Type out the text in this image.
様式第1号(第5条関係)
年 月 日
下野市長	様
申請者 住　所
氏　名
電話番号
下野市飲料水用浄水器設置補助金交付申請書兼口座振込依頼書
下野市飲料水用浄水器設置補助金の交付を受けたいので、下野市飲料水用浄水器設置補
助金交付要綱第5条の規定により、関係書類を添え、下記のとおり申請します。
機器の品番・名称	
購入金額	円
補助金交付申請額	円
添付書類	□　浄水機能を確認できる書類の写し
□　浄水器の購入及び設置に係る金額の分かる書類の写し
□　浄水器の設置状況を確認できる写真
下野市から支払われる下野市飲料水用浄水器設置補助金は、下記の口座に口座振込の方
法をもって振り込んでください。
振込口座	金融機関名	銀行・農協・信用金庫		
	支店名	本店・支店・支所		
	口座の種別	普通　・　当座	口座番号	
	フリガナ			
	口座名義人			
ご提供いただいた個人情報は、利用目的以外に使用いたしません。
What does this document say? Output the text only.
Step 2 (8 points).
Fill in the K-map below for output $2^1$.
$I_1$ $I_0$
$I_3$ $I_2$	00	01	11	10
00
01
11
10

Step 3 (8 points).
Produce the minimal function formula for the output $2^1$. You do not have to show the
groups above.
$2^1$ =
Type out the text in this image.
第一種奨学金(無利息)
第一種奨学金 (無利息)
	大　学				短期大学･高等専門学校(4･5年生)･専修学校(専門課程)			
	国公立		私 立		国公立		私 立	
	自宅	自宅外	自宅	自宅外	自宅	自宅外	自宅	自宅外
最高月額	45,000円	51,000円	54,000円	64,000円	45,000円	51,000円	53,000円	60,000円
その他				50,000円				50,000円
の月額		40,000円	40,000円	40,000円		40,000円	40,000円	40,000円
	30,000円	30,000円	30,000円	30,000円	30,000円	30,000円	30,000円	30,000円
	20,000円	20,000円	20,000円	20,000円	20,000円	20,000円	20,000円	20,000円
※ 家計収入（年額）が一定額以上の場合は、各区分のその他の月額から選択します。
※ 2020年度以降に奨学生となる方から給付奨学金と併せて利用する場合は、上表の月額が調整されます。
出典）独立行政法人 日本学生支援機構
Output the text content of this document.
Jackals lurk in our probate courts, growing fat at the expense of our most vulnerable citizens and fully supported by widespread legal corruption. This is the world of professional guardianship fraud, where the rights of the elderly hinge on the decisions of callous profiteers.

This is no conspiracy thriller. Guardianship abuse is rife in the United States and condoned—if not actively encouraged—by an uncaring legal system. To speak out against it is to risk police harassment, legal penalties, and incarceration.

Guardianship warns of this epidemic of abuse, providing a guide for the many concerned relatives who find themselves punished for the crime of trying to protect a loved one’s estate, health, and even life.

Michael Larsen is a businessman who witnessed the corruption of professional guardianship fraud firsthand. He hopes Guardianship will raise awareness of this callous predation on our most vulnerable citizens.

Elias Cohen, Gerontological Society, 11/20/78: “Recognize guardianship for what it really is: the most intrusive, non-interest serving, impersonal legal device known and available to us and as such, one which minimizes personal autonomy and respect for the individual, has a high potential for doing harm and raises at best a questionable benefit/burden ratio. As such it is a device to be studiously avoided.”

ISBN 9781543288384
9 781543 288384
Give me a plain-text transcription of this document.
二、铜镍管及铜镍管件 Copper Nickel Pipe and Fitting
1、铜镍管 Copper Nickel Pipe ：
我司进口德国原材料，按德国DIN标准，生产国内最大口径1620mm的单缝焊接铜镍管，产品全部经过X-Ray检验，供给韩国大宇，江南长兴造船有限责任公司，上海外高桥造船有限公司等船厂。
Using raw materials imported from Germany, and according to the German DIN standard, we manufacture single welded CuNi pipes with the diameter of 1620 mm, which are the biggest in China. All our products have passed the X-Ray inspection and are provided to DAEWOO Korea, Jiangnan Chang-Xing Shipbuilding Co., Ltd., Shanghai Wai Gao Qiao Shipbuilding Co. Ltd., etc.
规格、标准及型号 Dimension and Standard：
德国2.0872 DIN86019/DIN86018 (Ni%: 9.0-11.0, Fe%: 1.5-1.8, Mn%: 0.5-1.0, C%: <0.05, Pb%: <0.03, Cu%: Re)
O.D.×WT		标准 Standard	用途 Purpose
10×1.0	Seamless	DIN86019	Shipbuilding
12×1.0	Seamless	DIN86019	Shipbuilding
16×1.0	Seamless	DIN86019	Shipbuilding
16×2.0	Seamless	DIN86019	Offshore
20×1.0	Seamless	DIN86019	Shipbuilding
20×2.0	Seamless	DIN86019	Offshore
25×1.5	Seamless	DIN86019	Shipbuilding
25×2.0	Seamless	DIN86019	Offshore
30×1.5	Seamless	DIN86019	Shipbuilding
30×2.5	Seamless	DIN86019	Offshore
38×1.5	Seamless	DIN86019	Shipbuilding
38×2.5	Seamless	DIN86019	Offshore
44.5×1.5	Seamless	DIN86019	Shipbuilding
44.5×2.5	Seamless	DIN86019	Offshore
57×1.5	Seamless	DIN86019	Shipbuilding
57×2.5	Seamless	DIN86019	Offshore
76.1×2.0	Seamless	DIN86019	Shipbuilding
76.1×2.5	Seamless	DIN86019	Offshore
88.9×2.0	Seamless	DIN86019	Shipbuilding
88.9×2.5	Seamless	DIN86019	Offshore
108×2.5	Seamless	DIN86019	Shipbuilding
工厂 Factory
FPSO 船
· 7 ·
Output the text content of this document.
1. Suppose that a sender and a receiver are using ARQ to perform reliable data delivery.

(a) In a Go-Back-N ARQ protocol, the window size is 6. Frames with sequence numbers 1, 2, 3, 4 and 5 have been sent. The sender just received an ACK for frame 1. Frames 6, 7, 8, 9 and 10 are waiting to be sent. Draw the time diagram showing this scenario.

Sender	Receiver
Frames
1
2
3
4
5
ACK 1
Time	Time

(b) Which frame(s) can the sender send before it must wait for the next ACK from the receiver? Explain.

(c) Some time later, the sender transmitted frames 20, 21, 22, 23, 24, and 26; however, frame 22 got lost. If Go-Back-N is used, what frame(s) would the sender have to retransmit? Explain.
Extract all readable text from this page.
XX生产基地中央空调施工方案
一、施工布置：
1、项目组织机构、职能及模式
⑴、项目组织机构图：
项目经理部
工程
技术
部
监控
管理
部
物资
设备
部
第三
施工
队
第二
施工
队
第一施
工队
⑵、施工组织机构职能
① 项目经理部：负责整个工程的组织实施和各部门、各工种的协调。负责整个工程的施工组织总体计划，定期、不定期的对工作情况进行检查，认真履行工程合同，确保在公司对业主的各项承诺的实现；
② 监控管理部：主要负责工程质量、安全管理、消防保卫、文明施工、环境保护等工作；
┄┄┄┄┄┄
What needs to be done: Repeat the material from above exactly, word for word.

Result of this exercise:
Type out the text in this image.
様式第1号(第5条関係)
年 月 日
下野市長	様
申請者 住　所
氏　名
電話番号
下野市飲料水用浄水器設置補助金交付申請書兼口座振込依頼書
下野市飲料水用浄水器設置補助金の交付を受けたいので、下野市飲料水用浄水器設置補
助金交付要綱第5条の規定により、関係書類を添え、下記のとおり申請します。
機器の品番・名称	
購入金額	円
補助金交付申請額	円
添付書類	□　浄水機能を確認できる書類の写し
□　浄水器の購入及び設置に係る金額の分かる書類の写し
□　浄水器の設置状況を確認できる写真
下野市から支払われる下野市飲料水用浄水器設置補助金は、下記の口座に口座振込の方
法をもって振り込んでください。
振込口座	金融機関名	銀行・農協・信用金庫		
	支店名	本店・支店・支所		
	口座の種別	普通　・　当座	口座番号	
	フリガナ			
	口座名義人			
ご提供いただいた個人情報は、利用目的以外に使用いたしません。
What does this document say? Output the text only.
Step 2 (8 points).
Fill in the K-map below for output $2^1$.
$I_1$ $I_0$
$I_3$ $I_2$	00	01	11	10
00
01
11
10

Step 3 (8 points).
Produce the minimal function formula for the output $2^1$. You do not have to show the
groups above.
$2^1$ =
Type out the text in this image.
第一種奨学金(無利息)
第一種奨学金 (無利息)
	大　学				短期大学･高等専門学校(4･5年生)･専修学校(専門課程)			
	国公立		私 立		国公立		私 立	
	自宅	自宅外	自宅	自宅外	自宅	自宅外	自宅	自宅外
最高月額	45,000円	51,000円	54,000円	64,000円	45,000円	51,000円	53,000円	60,000円
その他				50,000円				50,000円
の月額		40,000円	40,000円	40,000円		40,000円	40,000円	40,000円
	30,000円	30,000円	30,000円	30,000円	30,000円	30,000円	30,000円	30,000円
	20,000円	20,000円	20,000円	20,000円	20,000円	20,000円	20,000円	20,000円
※ 家計収入（年額）が一定額以上の場合は、各区分のその他の月額から選択します。
※ 2020年度以降に奨学生となる方から給付奨学金と併せて利用する場合は、上表の月額が調整されます。
出典）独立行政法人 日本学生支援機構
Output the text content of this document.
Jackals lurk in our probate courts, growing fat at the expense of our most vulnerable citizens and fully supported by widespread legal corruption. This is the world of professional guardianship fraud, where the rights of the elderly hinge on the decisions of callous profiteers.

This is no conspiracy thriller. Guardianship abuse is rife in the United States and condoned—if not actively encouraged—by an uncaring legal system. To speak out against it is to risk police harassment, legal penalties, and incarceration.

Guardianship warns of this epidemic of abuse, providing a guide for the many concerned relatives who find themselves punished for the crime of trying to protect a loved one’s estate, health, and even life.

Michael Larsen is a businessman who witnessed the corruption of professional guardianship fraud firsthand. He hopes Guardianship will raise awareness of this callous predation on our most vulnerable citizens.

Elias Cohen, Gerontological Society, 11/20/78: “Recognize guardianship for what it really is: the most intrusive, non-interest serving, impersonal legal device known and available to us and as such, one which minimizes personal autonomy and respect for the individual, has a high potential for doing harm and raises at best a questionable benefit/burden ratio. As such it is a device to be studiously avoided.”

ISBN 9781543288384
9 781543 288384
Give me a plain-text transcription of this document.
二、铜镍管及铜镍管件 Copper Nickel Pipe and Fitting
1、铜镍管 Copper Nickel Pipe ：
我司进口德国原材料，按德国DIN标准，生产国内最大口径1620mm的单缝焊接铜镍管，产品全部经过X-Ray检验，供给韩国大宇，江南长兴造船有限责任公司，上海外高桥造船有限公司等船厂。
Using raw materials imported from Germany, and according to the German DIN standard, we manufacture single welded CuNi pipes with the diameter of 1620 mm, which are the biggest in China. All our products have passed the X-Ray inspection and are provided to DAEWOO Korea, Jiangnan Chang-Xing Shipbuilding Co., Ltd., Shanghai Wai Gao Qiao Shipbuilding Co. Ltd., etc.
规格、标准及型号 Dimension and Standard：
德国2.0872 DIN86019/DIN86018 (Ni%: 9.0-11.0, Fe%: 1.5-1.8, Mn%: 0.5-1.0, C%: <0.05, Pb%: <0.03, Cu%: Re)
O.D.×WT		标准 Standard	用途 Purpose
10×1.0	Seamless	DIN86019	Shipbuilding
12×1.0	Seamless	DIN86019	Shipbuilding
16×1.0	Seamless	DIN86019	Shipbuilding
16×2.0	Seamless	DIN86019	Offshore
20×1.0	Seamless	DIN86019	Shipbuilding
20×2.0	Seamless	DIN86019	Offshore
25×1.5	Seamless	DIN86019	Shipbuilding
25×2.0	Seamless	DIN86019	Offshore
30×1.5	Seamless	DIN86019	Shipbuilding
30×2.5	Seamless	DIN86019	Offshore
38×1.5	Seamless	DIN86019	Shipbuilding
38×2.5	Seamless	DIN86019	Offshore
44.5×1.5	Seamless	DIN86019	Shipbuilding
44.5×2.5	Seamless	DIN86019	Offshore
57×1.5	Seamless	DIN86019	Shipbuilding
57×2.5	Seamless	DIN86019	Offshore
76.1×2.0	Seamless	DIN86019	Shipbuilding
76.1×2.5	Seamless	DIN86019	Offshore
88.9×2.0	Seamless	DIN86019	Shipbuilding
88.9×2.5	Seamless	DIN86019	Offshore
108×2.5	Seamless	DIN86019	Shipbuilding
工厂 Factory
FPSO 船
· 7 ·
Output the text content of this document.
1. Suppose that a sender and a receiver are using ARQ to perform reliable data delivery.

(a) In a Go-Back-N ARQ protocol, the window size is 6. Frames with sequence numbers 1, 2, 3, 4 and 5 have been sent. The sender just received an ACK for frame 1. Frames 6, 7, 8, 9 and 10 are waiting to be sent. Draw the time diagram showing this scenario.

Sender	Receiver
Frames
1
2
3
4
5
ACK 1
Time	Time

(b) Which frame(s) can the sender send before it must wait for the next ACK from the receiver? Explain.

(c) Some time later, the sender transmitted frames 20, 21, 22, 23, 24, and 26; however, frame 22 got lost. If Go-Back-N is used, what frame(s) would the sender have to retransmit? Explain.
Extract all readable text from this page.
XX生产基地中央空调施工方案
一、施工布置：
1、项目组织机构、职能及模式
⑴、项目组织机构图：
项目经理部
工程
技术
部
监控
管理
部
物资
设备
部
第三
施工
队
第二
施工
队
第一施
工队
⑵、施工组织机构职能
① 项目经理部：负责整个工程的组织实施和各部门、各工种的协调。负责整个工程的施工组织总体计划，定期、不定期的对工作情况进行检查，认真履行工程合同，确保在公司对业主的各项承诺的实现；
② 监控管理部：主要负责工程质量、安全管理、消防保卫、文明施工、环境保护等工作；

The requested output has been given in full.